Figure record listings
····················

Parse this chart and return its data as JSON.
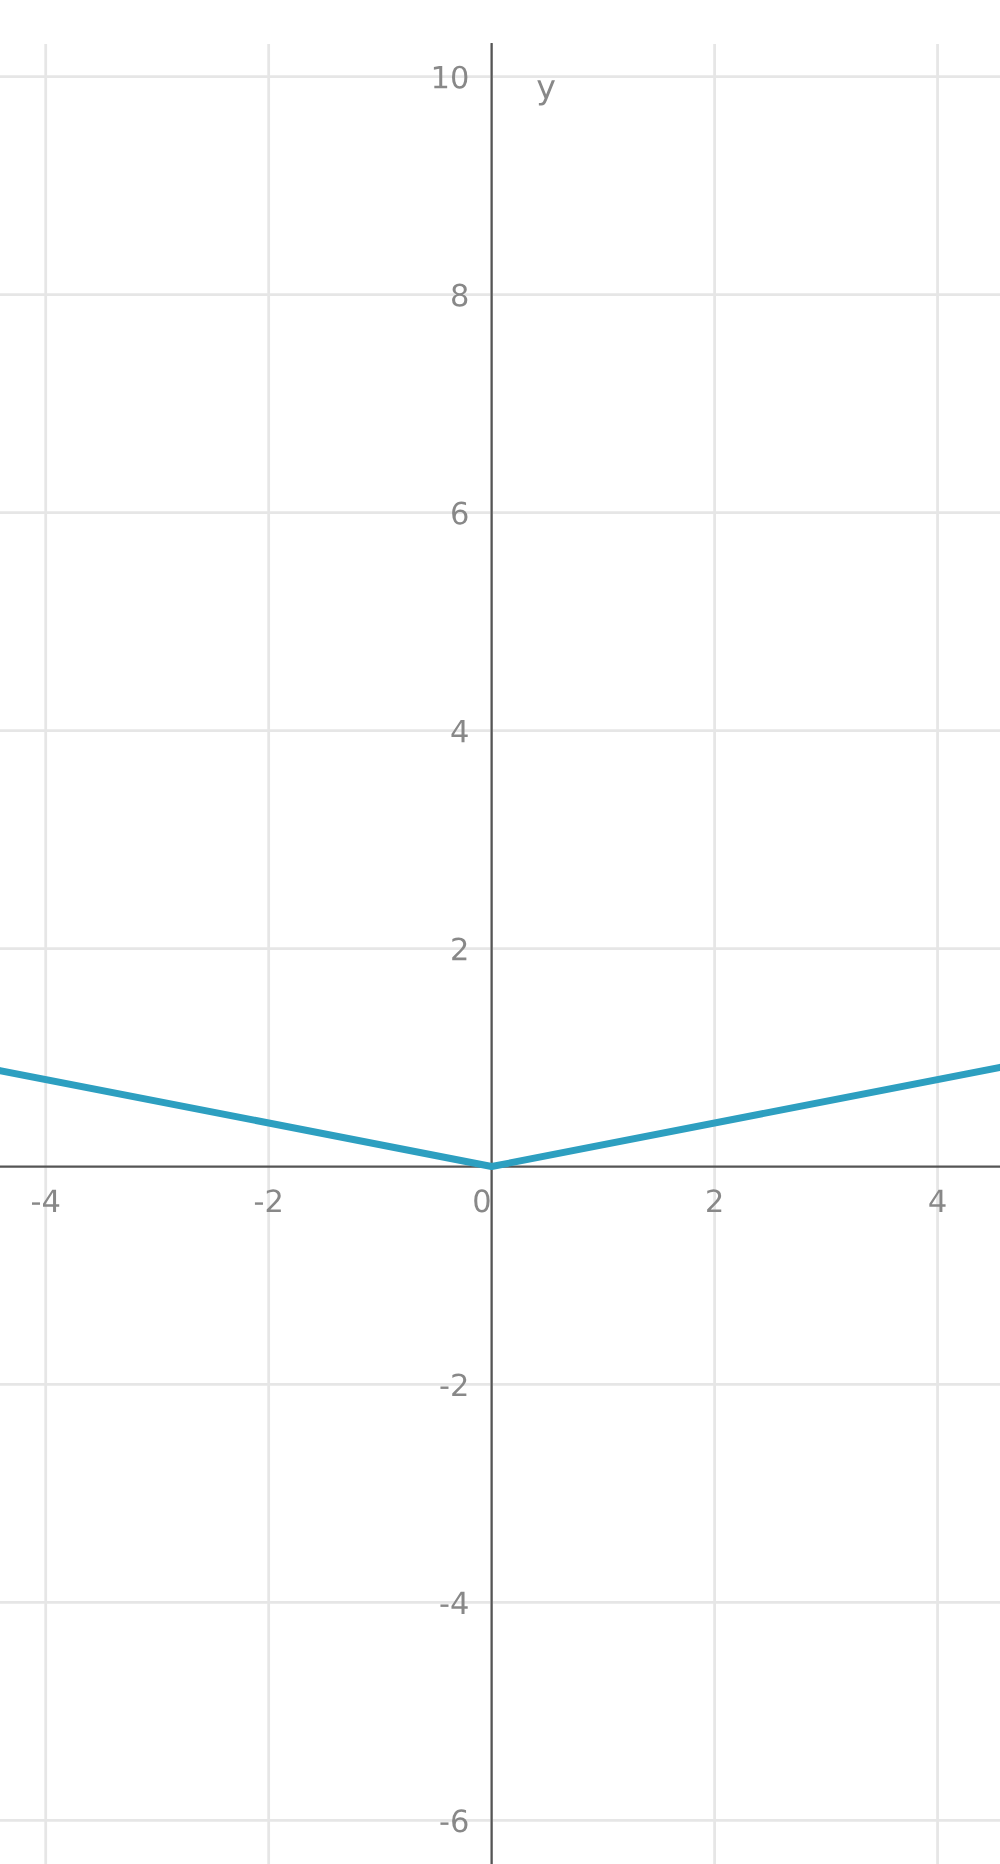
{
  "chart_data": {
    "type": "line",
    "ylabel": "y",
    "x": [
      -4.41,
      0,
      4.56
    ],
    "series": [
      {
        "color": "#2d9fc0",
        "values": [
          0.88,
          0,
          0.91
        ]
      }
    ],
    "xlim": [
      -4.41,
      4.56
    ],
    "ylim": [
      -6.4,
      10.3
    ],
    "xticks": [
      -4,
      -2,
      0,
      2,
      4
    ],
    "yticks": [
      -6,
      -4,
      -2,
      2,
      4,
      6,
      8,
      10
    ],
    "grid": true,
    "marker": "none",
    "line_style": "solid"
  }
}
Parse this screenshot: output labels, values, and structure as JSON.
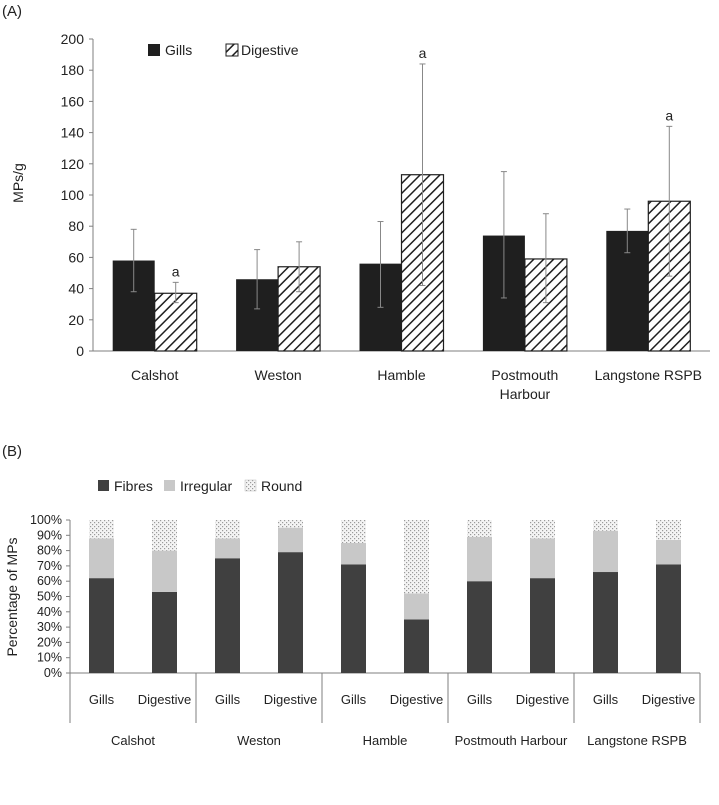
{
  "panel_a_label": "(A)",
  "panel_b_label": "(B)",
  "colors": {
    "gills": "#1f1f1f",
    "hatch": "#1f1f1f",
    "fibres": "#404040",
    "irregular": "#c8c8c8",
    "round_bg": "#f4f4f4",
    "round_dot": "#9a9a9a",
    "error_bar": "#888888",
    "axis": "#7f7f7f"
  },
  "chart_data": [
    {
      "type": "bar",
      "title": "",
      "xlabel": "",
      "ylabel": "MPs/g",
      "ylim": [
        0,
        200
      ],
      "yticks": [
        0,
        20,
        40,
        60,
        80,
        100,
        120,
        140,
        160,
        180,
        200
      ],
      "categories": [
        [
          "Calshot"
        ],
        [
          "Weston"
        ],
        [
          "Hamble"
        ],
        [
          "Postmouth",
          "Harbour"
        ],
        [
          "Langstone RSPB"
        ]
      ],
      "legend_position": "top-left",
      "series": [
        {
          "name": "Gills",
          "pattern": "solid",
          "values": [
            58,
            46,
            56,
            74,
            77
          ],
          "error_low": [
            38,
            27,
            28,
            34,
            63
          ],
          "error_high": [
            78,
            65,
            83,
            115,
            91
          ],
          "annotations": [
            "",
            "",
            "",
            "",
            ""
          ]
        },
        {
          "name": "Digestive",
          "pattern": "hatched",
          "values": [
            37,
            54,
            113,
            59,
            96
          ],
          "error_low": [
            31,
            38,
            42,
            31,
            48
          ],
          "error_high": [
            44,
            70,
            184,
            88,
            144
          ],
          "annotations": [
            "a",
            "",
            "a",
            "",
            "a"
          ]
        }
      ]
    },
    {
      "type": "bar",
      "stacked": true,
      "title": "",
      "xlabel": "",
      "ylabel": "Percentage of MPs",
      "ylim": [
        0,
        100
      ],
      "yticks": [
        "0%",
        "10%",
        "20%",
        "30%",
        "40%",
        "50%",
        "60%",
        "70%",
        "80%",
        "90%",
        "100%"
      ],
      "legend_position": "top-left",
      "groups": [
        "Calshot",
        "Weston",
        "Hamble",
        "Postmouth Harbour",
        "Langstone RSPB"
      ],
      "subcategories": [
        "Gills",
        "Digestive"
      ],
      "series": [
        {
          "name": "Fibres",
          "values": [
            62,
            53,
            75,
            79,
            71,
            35,
            60,
            62,
            66,
            71
          ]
        },
        {
          "name": "Irregular",
          "values": [
            26,
            27,
            13,
            16,
            14,
            17,
            29,
            26,
            27,
            16
          ]
        },
        {
          "name": "Round",
          "values": [
            12,
            20,
            12,
            5,
            15,
            48,
            11,
            12,
            7,
            13
          ]
        }
      ]
    }
  ]
}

····················

• _Exercise details_: Set down all the entries exactly as they appear, but skip any pictures.

• _In response_:
Parse this chart and return its data as JSON.
{
  "chart_data": {
    "type": "line",
    "ylabel": "y",
    "x": [
      -4.41,
      0,
      4.56
    ],
    "series": [
      {
        "color": "#2d9fc0",
        "values": [
          0.88,
          0,
          0.91
        ]
      }
    ],
    "xlim": [
      -4.41,
      4.56
    ],
    "ylim": [
      -6.4,
      10.3
    ],
    "xticks": [
      -4,
      -2,
      0,
      2,
      4
    ],
    "yticks": [
      -6,
      -4,
      -2,
      2,
      4,
      6,
      8,
      10
    ],
    "grid": true,
    "marker": "none",
    "line_style": "solid"
  }
}
Parse this screenshot: output labels, values, and structure as JSON.
{
  "panel_a_label": "(A)",
  "panel_b_label": "(B)",
  "colors": {
    "gills": "#1f1f1f",
    "hatch": "#1f1f1f",
    "fibres": "#404040",
    "irregular": "#c8c8c8",
    "round_bg": "#f4f4f4",
    "round_dot": "#9a9a9a",
    "error_bar": "#888888",
    "axis": "#7f7f7f"
  },
  "chart_data": [
    {
      "type": "bar",
      "title": "",
      "xlabel": "",
      "ylabel": "MPs/g",
      "ylim": [
        0,
        200
      ],
      "yticks": [
        0,
        20,
        40,
        60,
        80,
        100,
        120,
        140,
        160,
        180,
        200
      ],
      "categories": [
        [
          "Calshot"
        ],
        [
          "Weston"
        ],
        [
          "Hamble"
        ],
        [
          "Postmouth",
          "Harbour"
        ],
        [
          "Langstone RSPB"
        ]
      ],
      "legend_position": "top-left",
      "series": [
        {
          "name": "Gills",
          "pattern": "solid",
          "values": [
            58,
            46,
            56,
            74,
            77
          ],
          "error_low": [
            38,
            27,
            28,
            34,
            63
          ],
          "error_high": [
            78,
            65,
            83,
            115,
            91
          ],
          "annotations": [
            "",
            "",
            "",
            "",
            ""
          ]
        },
        {
          "name": "Digestive",
          "pattern": "hatched",
          "values": [
            37,
            54,
            113,
            59,
            96
          ],
          "error_low": [
            31,
            38,
            42,
            31,
            48
          ],
          "error_high": [
            44,
            70,
            184,
            88,
            144
          ],
          "annotations": [
            "a",
            "",
            "a",
            "",
            "a"
          ]
        }
      ]
    },
    {
      "type": "bar",
      "stacked": true,
      "title": "",
      "xlabel": "",
      "ylabel": "Percentage of MPs",
      "ylim": [
        0,
        100
      ],
      "yticks": [
        "0%",
        "10%",
        "20%",
        "30%",
        "40%",
        "50%",
        "60%",
        "70%",
        "80%",
        "90%",
        "100%"
      ],
      "legend_position": "top-left",
      "groups": [
        "Calshot",
        "Weston",
        "Hamble",
        "Postmouth Harbour",
        "Langstone RSPB"
      ],
      "subcategories": [
        "Gills",
        "Digestive"
      ],
      "series": [
        {
          "name": "Fibres",
          "values": [
            62,
            53,
            75,
            79,
            71,
            35,
            60,
            62,
            66,
            71
          ]
        },
        {
          "name": "Irregular",
          "values": [
            26,
            27,
            13,
            16,
            14,
            17,
            29,
            26,
            27,
            16
          ]
        },
        {
          "name": "Round",
          "values": [
            12,
            20,
            12,
            5,
            15,
            48,
            11,
            12,
            7,
            13
          ]
        }
      ]
    }
  ]
}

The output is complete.